> **本文**:
-- -- --
このように、仮想通貨と電子マネーはまったく別物なのです。
ビットコインがこんなに広まったのはどうしてでしょう?
信用も、その裏付けもないビットコインには、もともと価値はありませんでした。
ビットコインのネットワークが2009年1月に稼働すると、ごく一部の人たちの間で、広まっていきました。その後、海外の有名企業がビットコインの価値を見いだし、徐々に信用を高めていきました。
やがて、中国の裕福層を中心に、ビットコインが買われていきます。中華人民元に不安を持っている裕福層が、資産の逃避先として大量に購入したのです。
2017年12月には、1BTC250万円まで、価値が上がりました。
その後、中国当局が資本の流出を防ごうと、ビットコイン取引所の監視を強化し始めたので、取引高は激減し、今は中国国内でのブームは小さくなっています。
仮想通貨の価値が上がったのは中国のおかげなのです。
ビットコインの最大のメリットは、ダイレクト送金です
人口が世界第2位のインドでは、他国に出稼ぎをしている人が多くいます。もちろん、インドに限ったことではありません。彼らは稼いだお金を家族に送金します。その総額が年8兆円ともいわれています。
しかし、銀行経由ですと、送金に多額の手数料が取られます。非効率ですが、しかたがありません。
この問題を解決するのが、ビットコインです。
ビットコインのメリットは海外送金です。十数円といった、少額の手数料で送ることができます。それもリアルタイムで。
もちろん、ビットコインには、為替レートの問題や為替手数料が存在しません。
寄付を送るのにも適しています。団体や仲介者を通さずに、本当に寄付を必要としている人に、直接お金を届けることができます。
災害が起こった場合、被災者がFacebookやTwitterなのどSNSなどに、自分のアドレスのQRコードをアップし、それを見た支援者が、仲介者なしに、リアルタイムに寄付することも可能です。
ダイレクトでリアルタイム、かつ、低コストで、どこにでも送金できることこそ、ビットコインの最大のメリットといえるでしょう。
ブロックチェーンを使えば、金融コストを劇的に削減できる
ブロックチェーンにより、フィンテックが劇的に展開するといわれています。
クレジット決済を利用している小売店では、およそ2~8%の手数料をクレジットカード会社に支払っています。ビットコインでの決済を導入することで、手数料を大幅に削減できそうです。
クレジットカードの場合、小売店に売上が入金されるまで、約1ヶ月かかります。ビットコインであれば、当日中に売上が入金され、速やかに運転資金が確保できます。小売店にとって、こんなにうれしいことはありません。
証券業界にも劇的な変化が起こりうる
株券が電子化されたのが2009年6月です。株券を家で保管したり、運搬したりするデメリットは、紛失や盗難、偽造株券など、他にもいろいろあります。これを解消したのが、株券電子化です。
そして今、ブロックチェーンを使ったフィンテックに、熱い視線を送っているのが、証券業界です。
具体的には、ブロックチェーン上のトークン(コイン)という形で配布し、契約の自動化を指すスマートコントラクト(契約の自動化)というものと、結びつけると、株式配当金の支払いを自動で行い、自動的に投資家のウォレットに入金できます。また、IPO(新規公開株)や株式の分割の手続きなども、自動で行えます。
-- -- --
上のビットコインとブロックチェーンについての本文を、最後の文の後から続けて書いてください。
-- -- --
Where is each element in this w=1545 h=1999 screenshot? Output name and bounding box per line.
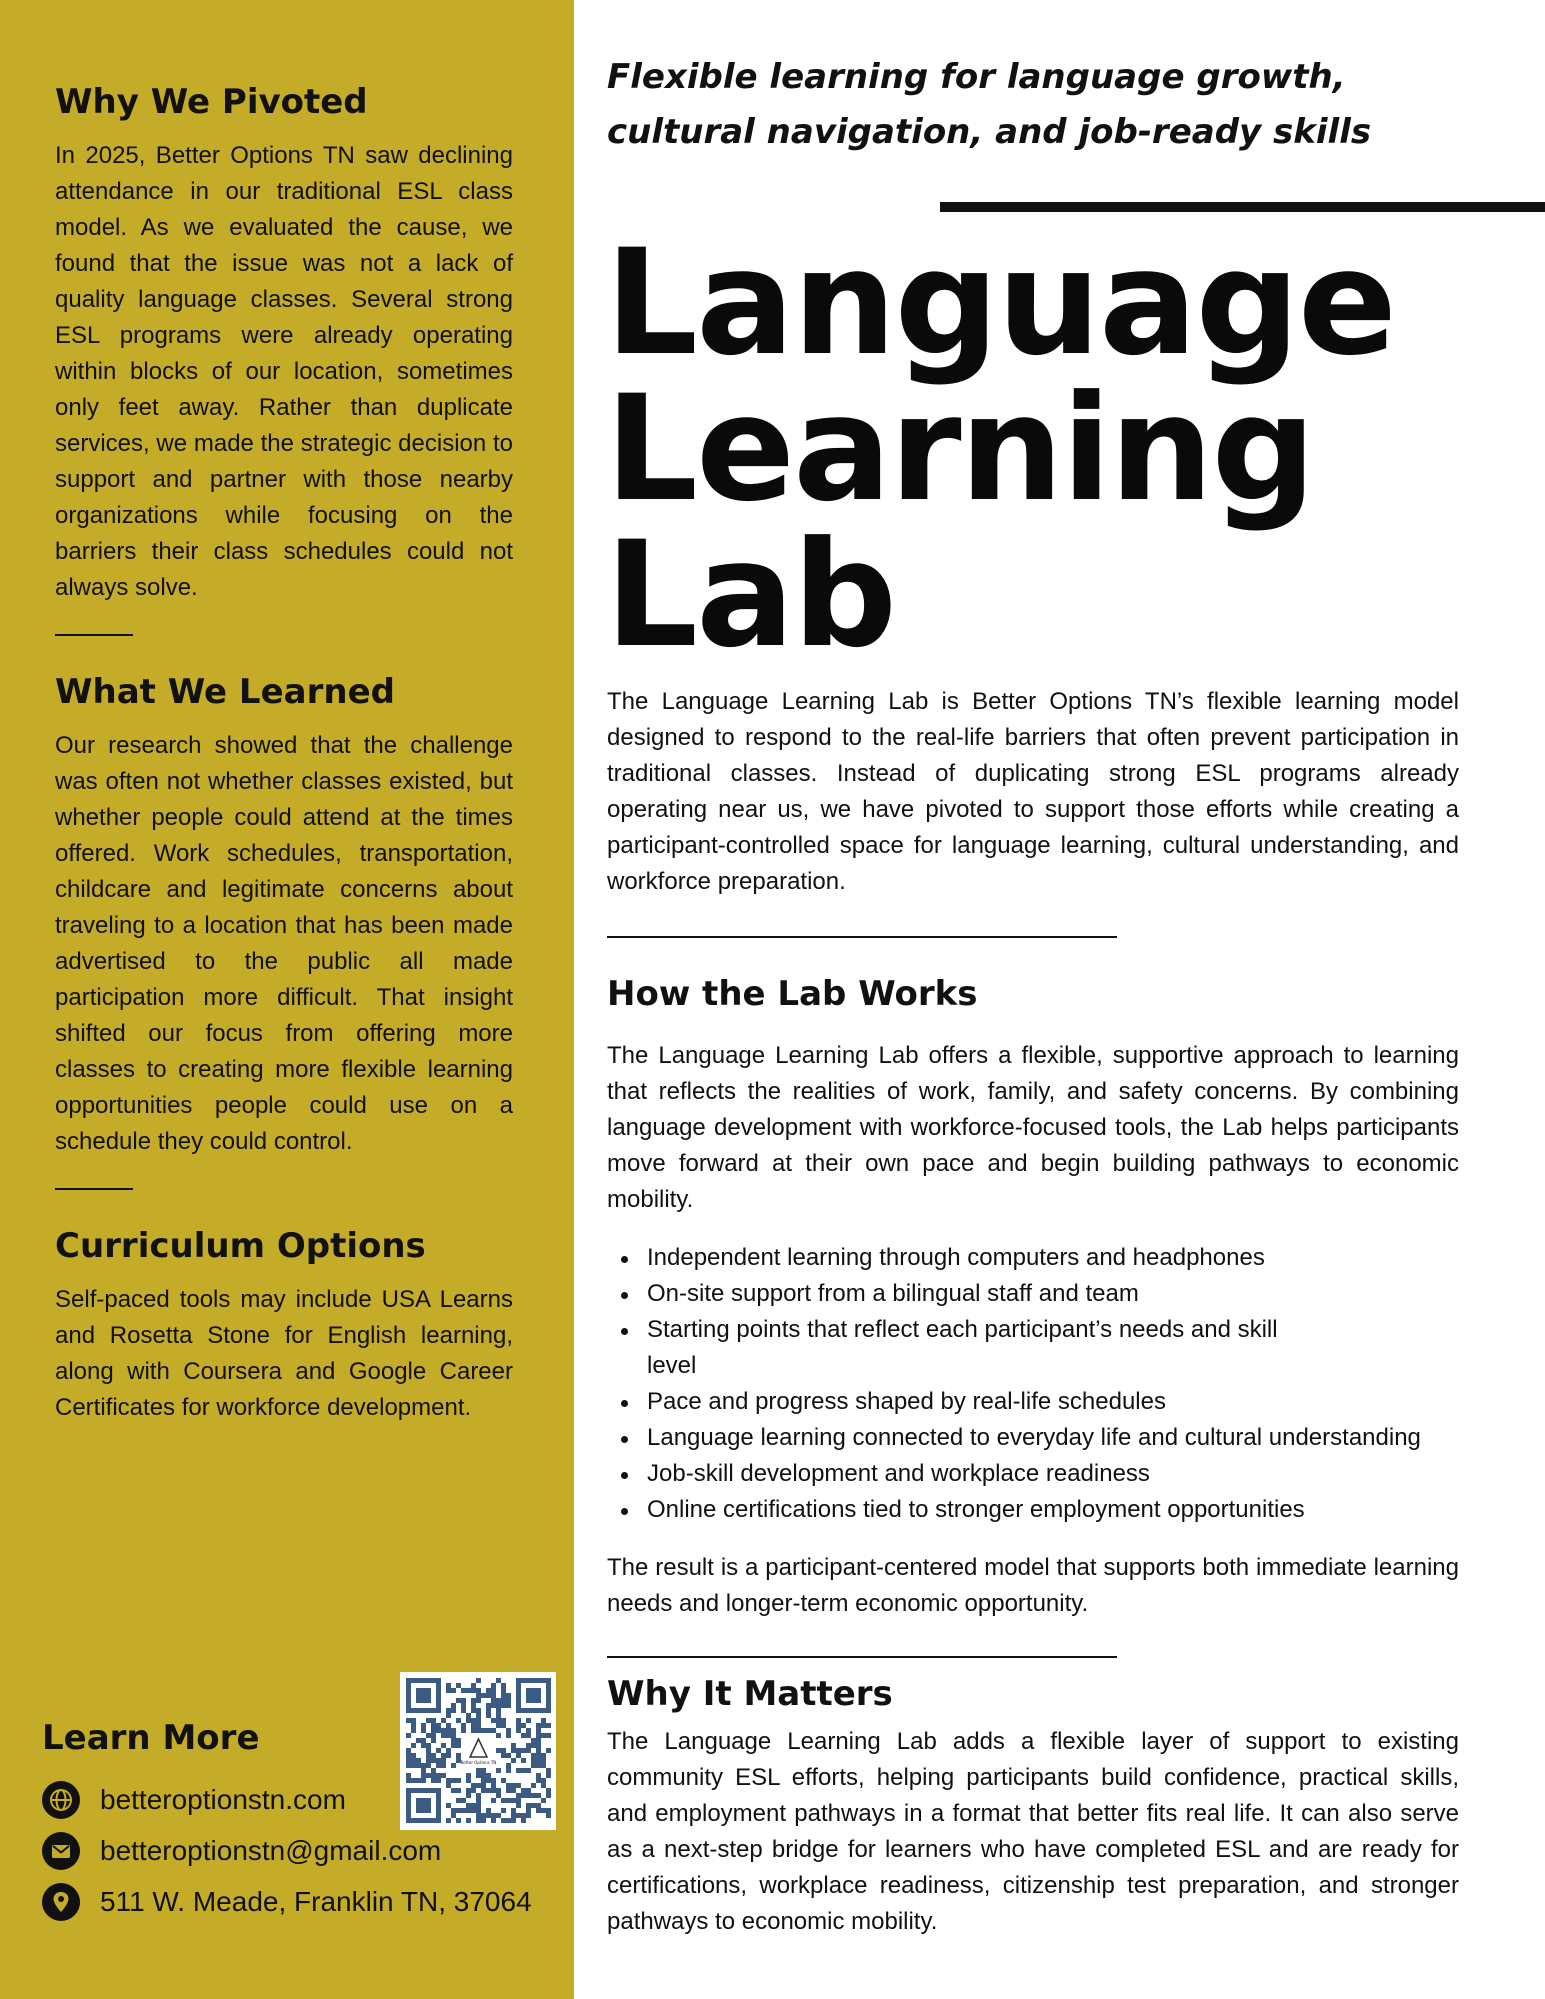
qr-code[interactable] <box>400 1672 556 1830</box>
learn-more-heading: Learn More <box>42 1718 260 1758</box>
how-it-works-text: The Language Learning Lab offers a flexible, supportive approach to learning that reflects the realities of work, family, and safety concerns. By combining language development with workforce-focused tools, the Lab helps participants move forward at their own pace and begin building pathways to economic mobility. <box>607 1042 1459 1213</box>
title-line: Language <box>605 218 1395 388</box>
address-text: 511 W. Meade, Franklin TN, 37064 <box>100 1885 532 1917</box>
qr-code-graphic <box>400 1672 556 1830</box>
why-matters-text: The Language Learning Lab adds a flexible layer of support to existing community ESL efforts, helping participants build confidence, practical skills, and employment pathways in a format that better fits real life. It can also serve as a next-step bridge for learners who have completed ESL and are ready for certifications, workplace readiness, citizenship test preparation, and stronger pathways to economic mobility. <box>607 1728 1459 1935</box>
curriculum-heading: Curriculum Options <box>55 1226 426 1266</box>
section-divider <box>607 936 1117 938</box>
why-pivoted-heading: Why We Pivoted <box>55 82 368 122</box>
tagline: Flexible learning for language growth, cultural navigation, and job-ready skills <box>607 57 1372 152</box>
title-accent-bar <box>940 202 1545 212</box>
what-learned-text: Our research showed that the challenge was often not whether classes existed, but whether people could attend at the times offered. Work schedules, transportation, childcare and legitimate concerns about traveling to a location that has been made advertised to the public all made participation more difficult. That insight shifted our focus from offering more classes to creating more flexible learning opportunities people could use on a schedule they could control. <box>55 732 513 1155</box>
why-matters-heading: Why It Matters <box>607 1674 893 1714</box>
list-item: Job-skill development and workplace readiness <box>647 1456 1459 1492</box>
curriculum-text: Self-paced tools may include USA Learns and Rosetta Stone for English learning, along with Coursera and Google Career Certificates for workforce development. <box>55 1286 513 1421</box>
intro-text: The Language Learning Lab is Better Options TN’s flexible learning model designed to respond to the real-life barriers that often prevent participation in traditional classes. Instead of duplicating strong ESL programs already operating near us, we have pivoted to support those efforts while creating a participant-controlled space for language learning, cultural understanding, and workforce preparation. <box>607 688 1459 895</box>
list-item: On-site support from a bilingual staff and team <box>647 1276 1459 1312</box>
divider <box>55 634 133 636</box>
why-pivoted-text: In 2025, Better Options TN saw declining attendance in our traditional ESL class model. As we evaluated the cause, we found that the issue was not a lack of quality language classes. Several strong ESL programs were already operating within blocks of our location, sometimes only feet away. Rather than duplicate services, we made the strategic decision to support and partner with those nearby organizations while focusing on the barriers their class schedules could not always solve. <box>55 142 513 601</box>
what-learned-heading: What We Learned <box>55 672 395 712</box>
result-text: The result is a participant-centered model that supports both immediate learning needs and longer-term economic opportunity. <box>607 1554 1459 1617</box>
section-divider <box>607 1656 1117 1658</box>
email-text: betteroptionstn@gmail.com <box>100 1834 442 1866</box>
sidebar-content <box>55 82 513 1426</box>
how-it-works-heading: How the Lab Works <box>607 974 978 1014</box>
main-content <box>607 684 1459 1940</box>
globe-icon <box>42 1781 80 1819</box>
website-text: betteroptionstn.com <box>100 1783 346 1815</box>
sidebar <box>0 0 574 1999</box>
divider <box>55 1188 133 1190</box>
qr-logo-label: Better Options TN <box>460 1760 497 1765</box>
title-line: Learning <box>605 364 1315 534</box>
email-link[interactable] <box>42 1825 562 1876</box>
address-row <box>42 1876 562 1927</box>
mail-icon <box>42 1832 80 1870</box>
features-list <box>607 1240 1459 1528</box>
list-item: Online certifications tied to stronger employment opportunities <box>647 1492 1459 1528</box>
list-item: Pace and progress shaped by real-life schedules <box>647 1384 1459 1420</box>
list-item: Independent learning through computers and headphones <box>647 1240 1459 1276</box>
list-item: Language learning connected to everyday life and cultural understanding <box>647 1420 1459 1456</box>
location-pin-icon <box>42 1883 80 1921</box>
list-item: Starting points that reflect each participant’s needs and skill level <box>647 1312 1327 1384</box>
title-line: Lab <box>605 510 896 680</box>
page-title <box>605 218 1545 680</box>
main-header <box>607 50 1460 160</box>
-- -- --
> **回答**:
証券会社側の大幅なコスト削減、投資家の利便性の向上と、双方にとってメリットが生まれます。また、手数料の引き下げも行われる可能性もあります。私も大歓迎です。
先物取引やオプション取引といった、金融商品のデリバティブ取引特有の、複雑な業務が円滑になり、コスト削減が期待できます。
究極は、銀行がなくなる?
ブロックチェーン技術は、銀行にとっては驚異にもなり、救世主にもなり得るのではないでしょうか。
70億人以上ともいわれる、世界人口の、およそ3分の1の人たちは、銀行口座を持てない人たちだといわれています。当然、彼らは、銀行への貯金や送金ができまません。ビットコインは彼らの救世主になり得る可能性を秘めています。
要するに、銀行口座がなくても、価値の貯蔵もダイレクト送金も行えますので、銀行が必要なくなるのです。
銀行にとっては驚異ですが、銀行側も黙ってはいません。銀行側もブロックチェーンに着目し、生き残りを賭けているのです。
みずほ銀行は、富士通や富士通研究とともに、証券クロスボーダー取引(国境を越えて行われる取引)に、ブロックチェーン技術を取り入れることで、決済時間を短縮する実験を行っています。
アメリカのフィンテックを扱うベンチャー企業や日本のメガバンク、SBIホールディングス、野村證券、トヨタファイナンスなども参入しています。
ピンチをチャンスに変えるがごとく、銀行や証券会社が日夜研究に励んでいるのです。
これらはあくまで一例ですが、このようなビットコインの恩恵を受けられるのは、そう遠くない、近い将来のような気がします。
ブロックチェーン技術は金融以外でも使われている
ブロックチェーンは金融以外からも注目を集めているのです。
たとえば、ダイヤモンドの闇取引の対策です。
ハイパーレッジャー・プロジェクト(ブロックチェーン技術を推進するコミュニティ)のブロックチェーン技術を用いて、ダイヤモンドの流れを、鉱山から消費者まで追跡して、取引履歴や認定書などに役立てます。いわゆるトレーサビリティの向上を図れます。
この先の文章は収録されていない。